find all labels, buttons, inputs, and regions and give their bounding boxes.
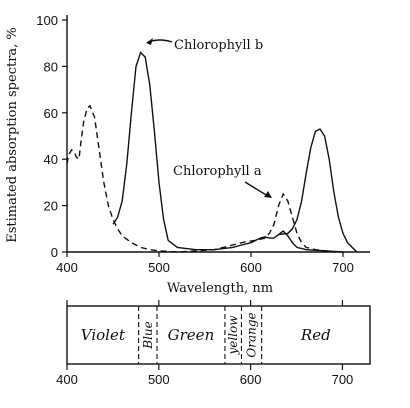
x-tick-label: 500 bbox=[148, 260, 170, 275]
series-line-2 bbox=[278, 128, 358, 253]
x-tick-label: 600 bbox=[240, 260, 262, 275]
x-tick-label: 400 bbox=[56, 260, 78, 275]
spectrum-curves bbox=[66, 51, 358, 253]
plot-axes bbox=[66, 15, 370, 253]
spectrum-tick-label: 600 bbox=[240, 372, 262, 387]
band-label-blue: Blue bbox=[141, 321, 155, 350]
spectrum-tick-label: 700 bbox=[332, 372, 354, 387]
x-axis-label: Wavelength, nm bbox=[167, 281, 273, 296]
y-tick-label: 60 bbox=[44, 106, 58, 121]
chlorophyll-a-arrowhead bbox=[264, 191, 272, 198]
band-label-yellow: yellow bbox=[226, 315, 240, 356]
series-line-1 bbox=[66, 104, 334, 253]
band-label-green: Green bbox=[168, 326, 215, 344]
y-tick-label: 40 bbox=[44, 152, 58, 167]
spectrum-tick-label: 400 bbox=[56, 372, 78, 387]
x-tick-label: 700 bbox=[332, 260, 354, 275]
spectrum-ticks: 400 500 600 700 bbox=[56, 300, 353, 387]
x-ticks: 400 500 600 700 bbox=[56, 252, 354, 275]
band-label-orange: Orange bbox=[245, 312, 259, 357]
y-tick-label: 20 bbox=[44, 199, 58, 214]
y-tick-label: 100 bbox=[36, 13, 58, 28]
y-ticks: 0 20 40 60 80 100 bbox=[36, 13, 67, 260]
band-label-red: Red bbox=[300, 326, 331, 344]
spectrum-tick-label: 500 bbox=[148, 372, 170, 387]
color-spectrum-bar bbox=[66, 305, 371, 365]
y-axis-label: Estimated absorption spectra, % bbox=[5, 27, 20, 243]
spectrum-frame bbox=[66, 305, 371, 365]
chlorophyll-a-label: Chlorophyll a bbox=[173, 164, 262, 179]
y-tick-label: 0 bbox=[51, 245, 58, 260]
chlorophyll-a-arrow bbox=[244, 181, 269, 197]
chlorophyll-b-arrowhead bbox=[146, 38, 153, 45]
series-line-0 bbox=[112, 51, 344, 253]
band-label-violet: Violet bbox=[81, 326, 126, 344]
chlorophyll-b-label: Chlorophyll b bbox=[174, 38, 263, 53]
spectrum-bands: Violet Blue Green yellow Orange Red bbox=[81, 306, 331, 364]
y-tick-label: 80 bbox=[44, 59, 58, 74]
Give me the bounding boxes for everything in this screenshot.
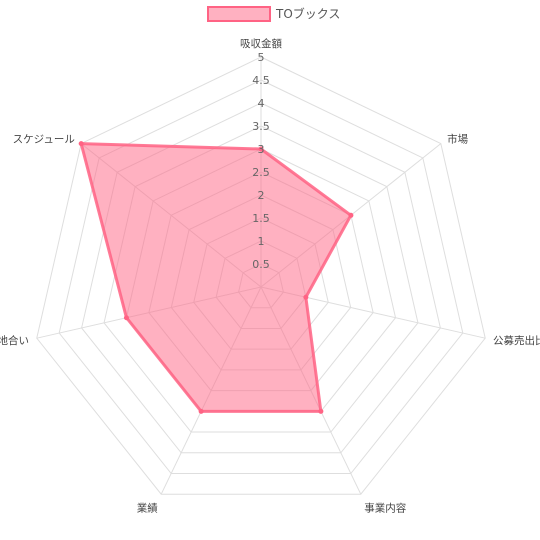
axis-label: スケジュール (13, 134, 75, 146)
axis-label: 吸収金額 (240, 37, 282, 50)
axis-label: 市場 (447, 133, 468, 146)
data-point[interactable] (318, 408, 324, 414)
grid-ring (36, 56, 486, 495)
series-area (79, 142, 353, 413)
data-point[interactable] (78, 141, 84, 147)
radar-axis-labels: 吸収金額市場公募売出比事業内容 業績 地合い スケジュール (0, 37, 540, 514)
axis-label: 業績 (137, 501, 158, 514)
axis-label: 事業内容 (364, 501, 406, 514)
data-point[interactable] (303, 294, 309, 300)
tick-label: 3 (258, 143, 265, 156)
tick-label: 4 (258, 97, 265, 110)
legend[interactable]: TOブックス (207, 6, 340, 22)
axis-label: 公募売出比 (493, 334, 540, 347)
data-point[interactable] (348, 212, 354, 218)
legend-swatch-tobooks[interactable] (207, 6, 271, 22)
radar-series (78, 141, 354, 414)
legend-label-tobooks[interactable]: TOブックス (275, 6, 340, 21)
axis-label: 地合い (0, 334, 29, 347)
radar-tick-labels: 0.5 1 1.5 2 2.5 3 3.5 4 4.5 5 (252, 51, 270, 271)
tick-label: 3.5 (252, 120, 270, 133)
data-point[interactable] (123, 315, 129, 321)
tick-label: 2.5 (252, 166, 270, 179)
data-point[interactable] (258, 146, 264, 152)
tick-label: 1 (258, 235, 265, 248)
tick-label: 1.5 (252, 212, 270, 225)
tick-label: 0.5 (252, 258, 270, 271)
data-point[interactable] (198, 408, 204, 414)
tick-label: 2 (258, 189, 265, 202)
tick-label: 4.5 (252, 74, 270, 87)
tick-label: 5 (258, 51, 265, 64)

###

Rewrite the lines of the records above as a JSON list of strings, with one string per line and blank lines omitted, covering every record. Leave the picture lines out of the answer.

[
  "find all labels, buttons, inputs, and regions and give their bounding boxes.",
  "x-tick-label: 500 bbox=[148, 260, 170, 275]",
  "series-line-2 bbox=[278, 128, 358, 253]",
  "x-tick-label: 600 bbox=[240, 260, 262, 275]",
  "x-tick-label: 400 bbox=[56, 260, 78, 275]",
  "spectrum-curves bbox=[66, 51, 358, 253]",
  "plot-axes bbox=[66, 15, 370, 253]",
  "spectrum-tick-label: 600 bbox=[240, 372, 262, 387]",
  "band-label-blue: Blue bbox=[141, 321, 155, 350]",
  "spectrum-tick-label: 700 bbox=[332, 372, 354, 387]",
  "x-axis-label: Wavelength, nm bbox=[167, 281, 273, 296]",
  "y-tick-label: 60 bbox=[44, 106, 58, 121]",
  "chlorophyll-a-arrowhead bbox=[264, 191, 272, 198]",
  "band-label-yellow: yellow bbox=[226, 315, 240, 356]",
  "series-line-1 bbox=[66, 104, 334, 253]",
  "band-label-green: Green bbox=[168, 326, 215, 344]",
  "y-tick-label: 40 bbox=[44, 152, 58, 167]",
  "spectrum-tick-label: 400 bbox=[56, 372, 78, 387]",
  "x-tick-label: 700 bbox=[332, 260, 354, 275]",
  "spectrum-ticks: 400 500 600 700 bbox=[56, 300, 353, 387]",
  "x-ticks: 400 500 600 700 bbox=[56, 252, 354, 275]",
  "band-label-orange: Orange bbox=[245, 312, 259, 357]",
  "y-tick-label: 20 bbox=[44, 199, 58, 214]",
  "y-tick-label: 100 bbox=[36, 13, 58, 28]",
  "y-ticks: 0 20 40 60 80 100 bbox=[36, 13, 67, 260]",
  "band-label-red: Red bbox=[300, 326, 331, 344]",
  "spectrum-tick-label: 500 bbox=[148, 372, 170, 387]",
  "color-spectrum-bar bbox=[66, 305, 371, 365]",
  "y-axis-label: Estimated absorption spectra, % bbox=[5, 27, 20, 243]",
  "spectrum-frame bbox=[66, 305, 371, 365]",
  "chlorophyll-a-label: Chlorophyll a bbox=[173, 164, 262, 179]",
  "y-tick-label: 0 bbox=[51, 245, 58, 260]",
  "chlorophyll-a-arrow bbox=[244, 181, 269, 197]",
  "chlorophyll-b-arrowhead bbox=[146, 38, 153, 45]",
  "series-line-0 bbox=[112, 51, 344, 253]",
  "band-label-violet: Violet bbox=[81, 326, 126, 344]",
  "chlorophyll-b-label: Chlorophyll b bbox=[174, 38, 263, 53]",
  "spectrum-bands: Violet Blue Green yellow Orange Red bbox=[81, 306, 331, 364]",
  "y-tick-label: 80 bbox=[44, 59, 58, 74]",
  "Give me the bounding boxes for everything in this screenshot.",
  "axis-label: スケジュール (13, 134, 75, 146)",
  "axis-label: 吸収金額 (240, 37, 282, 50)",
  "axis-label: 市場 (447, 133, 468, 146)",
  "data-point[interactable] (318, 408, 324, 414)",
  "grid-ring (36, 56, 486, 495)",
  "series-area (79, 142, 353, 413)",
  "data-point[interactable] (78, 141, 84, 147)",
  "radar-axis-labels: 吸収金額市場公募売出比事業内容 業績 地合い スケジュール (0, 37, 540, 514)",
  "axis-label: 業績 (137, 501, 158, 514)",
  "axis-label: 事業内容 (364, 501, 406, 514)",
  "data-point[interactable] (303, 294, 309, 300)",
  "tick-label: 3 (258, 143, 265, 156)",
  "tick-label: 4 (258, 97, 265, 110)",
  "legend[interactable]: TOブックス (207, 6, 340, 22)",
  "axis-label: 公募売出比 (493, 334, 540, 347)",
  "data-point[interactable] (348, 212, 354, 218)",
  "legend-swatch-tobooks[interactable] (207, 6, 271, 22)",
  "radar-series (78, 141, 354, 414)",
  "legend-label-tobooks[interactable]: TOブックス (275, 6, 340, 21)",
  "axis-label: 地合い (0, 334, 29, 347)",
  "radar-tick-labels: 0.5 1 1.5 2 2.5 3 3.5 4 4.5 5 (252, 51, 270, 271)",
  "tick-label: 3.5 (252, 120, 270, 133)",
  "data-point[interactable] (123, 315, 129, 321)",
  "tick-label: 2.5 (252, 166, 270, 179)",
  "data-point[interactable] (258, 146, 264, 152)",
  "tick-label: 1 (258, 235, 265, 248)",
  "tick-label: 1.5 (252, 212, 270, 225)",
  "tick-label: 0.5 (252, 258, 270, 271)",
  "data-point[interactable] (198, 408, 204, 414)",
  "tick-label: 2 (258, 189, 265, 202)",
  "tick-label: 4.5 (252, 74, 270, 87)",
  "tick-label: 5 (258, 51, 265, 64)"
]